■ **Goal of the exercise**
Reproduce the material in full, exactly as written.

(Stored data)
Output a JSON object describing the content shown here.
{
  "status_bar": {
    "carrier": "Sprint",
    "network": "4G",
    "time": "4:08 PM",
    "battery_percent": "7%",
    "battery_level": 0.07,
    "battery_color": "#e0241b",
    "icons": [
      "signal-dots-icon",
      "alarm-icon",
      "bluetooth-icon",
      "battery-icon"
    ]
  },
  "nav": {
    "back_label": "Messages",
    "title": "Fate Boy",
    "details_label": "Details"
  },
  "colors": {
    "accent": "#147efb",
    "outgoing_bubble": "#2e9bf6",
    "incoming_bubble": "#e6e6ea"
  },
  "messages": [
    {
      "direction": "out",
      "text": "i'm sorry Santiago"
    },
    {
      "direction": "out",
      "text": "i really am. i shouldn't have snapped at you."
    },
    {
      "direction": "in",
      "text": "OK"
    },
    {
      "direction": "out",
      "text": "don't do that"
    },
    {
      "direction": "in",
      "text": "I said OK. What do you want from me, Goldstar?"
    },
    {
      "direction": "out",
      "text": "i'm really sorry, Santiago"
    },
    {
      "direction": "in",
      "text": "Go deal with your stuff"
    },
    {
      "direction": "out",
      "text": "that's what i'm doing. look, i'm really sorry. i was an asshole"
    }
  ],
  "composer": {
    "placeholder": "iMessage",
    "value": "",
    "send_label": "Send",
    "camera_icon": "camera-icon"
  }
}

■ **Completed exercise**
Output a JSON object describing the content shown here.
{
  "status_bar": {
    "carrier": "Sprint",
    "network": "4G",
    "time": "4:08 PM",
    "battery_percent": "7%",
    "battery_level": 0.07,
    "battery_color": "#e0241b",
    "icons": [
      "signal-dots-icon",
      "alarm-icon",
      "bluetooth-icon",
      "battery-icon"
    ]
  },
  "nav": {
    "back_label": "Messages",
    "title": "Fate Boy",
    "details_label": "Details"
  },
  "colors": {
    "accent": "#147efb",
    "outgoing_bubble": "#2e9bf6",
    "incoming_bubble": "#e6e6ea"
  },
  "messages": [
    {
      "direction": "out",
      "text": "i'm sorry Santiago"
    },
    {
      "direction": "out",
      "text": "i really am. i shouldn't have snapped at you."
    },
    {
      "direction": "in",
      "text": "OK"
    },
    {
      "direction": "out",
      "text": "don't do that"
    },
    {
      "direction": "in",
      "text": "I said OK. What do you want from me, Goldstar?"
    },
    {
      "direction": "out",
      "text": "i'm really sorry, Santiago"
    },
    {
      "direction": "in",
      "text": "Go deal with your stuff"
    },
    {
      "direction": "out",
      "text": "that's what i'm doing. look, i'm really sorry. i was an asshole"
    }
  ],
  "composer": {
    "placeholder": "iMessage",
    "value": "",
    "send_label": "Send",
    "camera_icon": "camera-icon"
  }
}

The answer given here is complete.